Reproduce every entry exactly and leave its pictures out.

# Recorded data
________

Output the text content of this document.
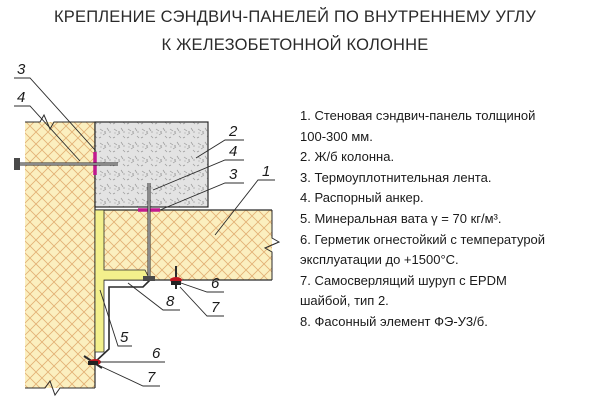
КРЕПЛЕНИЕ СЭНДВИЧ-ПАНЕЛЕЙ ПО ВНУТРЕННЕМУ УГЛУ
К ЖЕЛЕЗОБЕТОННОЙ КОЛОННЕ
3
4
2
4
3 1
6
7
8
5
6
7
1. Стеновая сэндвич-панель толщиной
100-300 мм.
2. Ж/б колонна.
3. Термоуплотнительная лента.
4. Распорный анкер.
5. Минеральная вата γ = 70 кг/м³.
6. Герметик огнестойкий с температурой
эксплуатации до +1500°С.
7. Самосверлящий шуруп с EPDM
шайбой, тип 2.
8. Фасонный элемент ФЭ-У3/б.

________

# Answer
Output the text content of this document.
КРЕПЛЕНИЕ СЭНДВИЧ-ПАНЕЛЕЙ ПО ВНУТРЕННЕМУ УГЛУ
К ЖЕЛЕЗОБЕТОННОЙ КОЛОННЕ
3
4
2
4
3 1
6
7
8
5
6
7
1. Стеновая сэндвич-панель толщиной
100-300 мм.
2. Ж/б колонна.
3. Термоуплотнительная лента.
4. Распорный анкер.
5. Минеральная вата γ = 70 кг/м³.
6. Герметик огнестойкий с температурой
эксплуатации до +1500°С.
7. Самосверлящий шуруп с EPDM
шайбой, тип 2.
8. Фасонный элемент ФЭ-У3/б.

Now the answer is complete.